OBJECTIVE
Each entry here needs to be set down again exactly, please; pictures are left out.

RAW RECORDS
———

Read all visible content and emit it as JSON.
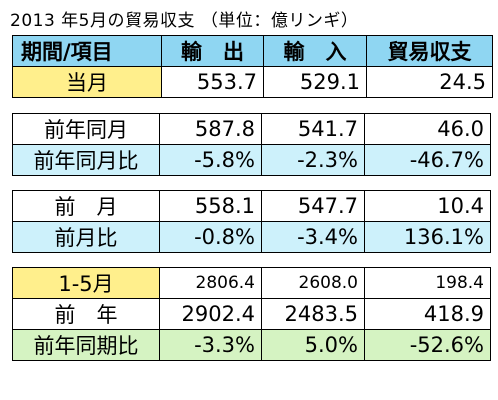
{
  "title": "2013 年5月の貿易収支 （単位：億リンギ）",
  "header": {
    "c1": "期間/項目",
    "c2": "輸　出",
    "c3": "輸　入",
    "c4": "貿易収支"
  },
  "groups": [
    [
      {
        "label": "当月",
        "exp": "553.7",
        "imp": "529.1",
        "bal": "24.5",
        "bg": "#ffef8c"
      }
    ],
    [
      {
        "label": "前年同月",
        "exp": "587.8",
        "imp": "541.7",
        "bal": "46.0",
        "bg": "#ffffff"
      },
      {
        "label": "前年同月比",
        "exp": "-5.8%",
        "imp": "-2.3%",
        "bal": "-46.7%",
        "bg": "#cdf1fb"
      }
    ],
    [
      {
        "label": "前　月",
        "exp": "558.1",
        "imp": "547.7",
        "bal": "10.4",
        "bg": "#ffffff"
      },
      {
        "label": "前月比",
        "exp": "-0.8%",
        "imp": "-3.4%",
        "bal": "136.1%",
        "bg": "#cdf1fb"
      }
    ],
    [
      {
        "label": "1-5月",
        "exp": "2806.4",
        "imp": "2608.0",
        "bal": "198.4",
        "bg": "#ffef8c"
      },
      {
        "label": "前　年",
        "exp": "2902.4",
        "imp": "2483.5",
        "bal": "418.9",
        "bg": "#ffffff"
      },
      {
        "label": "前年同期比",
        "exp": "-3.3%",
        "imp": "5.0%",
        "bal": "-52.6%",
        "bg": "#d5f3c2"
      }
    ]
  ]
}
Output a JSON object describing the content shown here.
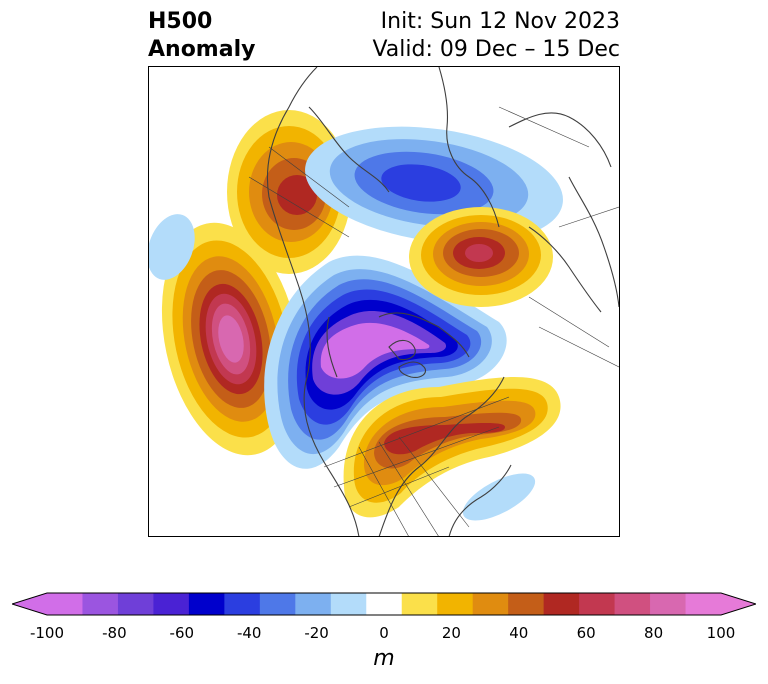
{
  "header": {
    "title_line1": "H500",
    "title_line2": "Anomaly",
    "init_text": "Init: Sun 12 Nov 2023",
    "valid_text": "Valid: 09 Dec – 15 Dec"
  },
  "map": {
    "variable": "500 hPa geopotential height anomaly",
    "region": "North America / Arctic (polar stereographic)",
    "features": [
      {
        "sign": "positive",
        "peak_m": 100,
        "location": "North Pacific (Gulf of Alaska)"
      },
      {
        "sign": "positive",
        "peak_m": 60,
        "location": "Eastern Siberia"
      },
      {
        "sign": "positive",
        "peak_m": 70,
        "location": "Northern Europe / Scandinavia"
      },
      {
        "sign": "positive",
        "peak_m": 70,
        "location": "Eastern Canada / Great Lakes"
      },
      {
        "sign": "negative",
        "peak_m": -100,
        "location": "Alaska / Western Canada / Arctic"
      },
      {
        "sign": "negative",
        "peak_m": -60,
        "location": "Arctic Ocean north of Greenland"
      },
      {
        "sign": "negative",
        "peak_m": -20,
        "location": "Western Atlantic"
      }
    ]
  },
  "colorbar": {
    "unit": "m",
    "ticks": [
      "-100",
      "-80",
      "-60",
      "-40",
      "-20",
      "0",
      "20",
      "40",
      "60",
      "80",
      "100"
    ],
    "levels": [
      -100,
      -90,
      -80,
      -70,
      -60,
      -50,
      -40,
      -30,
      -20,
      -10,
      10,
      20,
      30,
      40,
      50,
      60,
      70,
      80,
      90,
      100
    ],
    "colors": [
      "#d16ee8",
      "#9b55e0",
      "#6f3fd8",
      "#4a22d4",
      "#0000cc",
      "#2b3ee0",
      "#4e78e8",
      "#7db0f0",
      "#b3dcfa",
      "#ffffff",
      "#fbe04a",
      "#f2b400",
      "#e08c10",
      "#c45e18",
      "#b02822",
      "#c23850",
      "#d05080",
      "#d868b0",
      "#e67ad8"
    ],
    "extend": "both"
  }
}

———

WORKED ANSWER
Read all visible content and emit it as JSON.
{
  "title": "2013 年5月の貿易収支 （単位：億リンギ）",
  "header": {
    "c1": "期間/項目",
    "c2": "輸　出",
    "c3": "輸　入",
    "c4": "貿易収支"
  },
  "groups": [
    [
      {
        "label": "当月",
        "exp": "553.7",
        "imp": "529.1",
        "bal": "24.5",
        "bg": "#ffef8c"
      }
    ],
    [
      {
        "label": "前年同月",
        "exp": "587.8",
        "imp": "541.7",
        "bal": "46.0",
        "bg": "#ffffff"
      },
      {
        "label": "前年同月比",
        "exp": "-5.8%",
        "imp": "-2.3%",
        "bal": "-46.7%",
        "bg": "#cdf1fb"
      }
    ],
    [
      {
        "label": "前　月",
        "exp": "558.1",
        "imp": "547.7",
        "bal": "10.4",
        "bg": "#ffffff"
      },
      {
        "label": "前月比",
        "exp": "-0.8%",
        "imp": "-3.4%",
        "bal": "136.1%",
        "bg": "#cdf1fb"
      }
    ],
    [
      {
        "label": "1-5月",
        "exp": "2806.4",
        "imp": "2608.0",
        "bal": "198.4",
        "bg": "#ffef8c"
      },
      {
        "label": "前　年",
        "exp": "2902.4",
        "imp": "2483.5",
        "bal": "418.9",
        "bg": "#ffffff"
      },
      {
        "label": "前年同期比",
        "exp": "-3.3%",
        "imp": "5.0%",
        "bal": "-52.6%",
        "bg": "#d5f3c2"
      }
    ]
  ]
}
Output a JSON object describing the content shown here.
{
  "header": {
    "title_line1": "H500",
    "title_line2": "Anomaly",
    "init_text": "Init: Sun 12 Nov 2023",
    "valid_text": "Valid: 09 Dec – 15 Dec"
  },
  "map": {
    "variable": "500 hPa geopotential height anomaly",
    "region": "North America / Arctic (polar stereographic)",
    "features": [
      {
        "sign": "positive",
        "peak_m": 100,
        "location": "North Pacific (Gulf of Alaska)"
      },
      {
        "sign": "positive",
        "peak_m": 60,
        "location": "Eastern Siberia"
      },
      {
        "sign": "positive",
        "peak_m": 70,
        "location": "Northern Europe / Scandinavia"
      },
      {
        "sign": "positive",
        "peak_m": 70,
        "location": "Eastern Canada / Great Lakes"
      },
      {
        "sign": "negative",
        "peak_m": -100,
        "location": "Alaska / Western Canada / Arctic"
      },
      {
        "sign": "negative",
        "peak_m": -60,
        "location": "Arctic Ocean north of Greenland"
      },
      {
        "sign": "negative",
        "peak_m": -20,
        "location": "Western Atlantic"
      }
    ]
  },
  "colorbar": {
    "unit": "m",
    "ticks": [
      "-100",
      "-80",
      "-60",
      "-40",
      "-20",
      "0",
      "20",
      "40",
      "60",
      "80",
      "100"
    ],
    "levels": [
      -100,
      -90,
      -80,
      -70,
      -60,
      -50,
      -40,
      -30,
      -20,
      -10,
      10,
      20,
      30,
      40,
      50,
      60,
      70,
      80,
      90,
      100
    ],
    "colors": [
      "#d16ee8",
      "#9b55e0",
      "#6f3fd8",
      "#4a22d4",
      "#0000cc",
      "#2b3ee0",
      "#4e78e8",
      "#7db0f0",
      "#b3dcfa",
      "#ffffff",
      "#fbe04a",
      "#f2b400",
      "#e08c10",
      "#c45e18",
      "#b02822",
      "#c23850",
      "#d05080",
      "#d868b0",
      "#e67ad8"
    ],
    "extend": "both"
  }
}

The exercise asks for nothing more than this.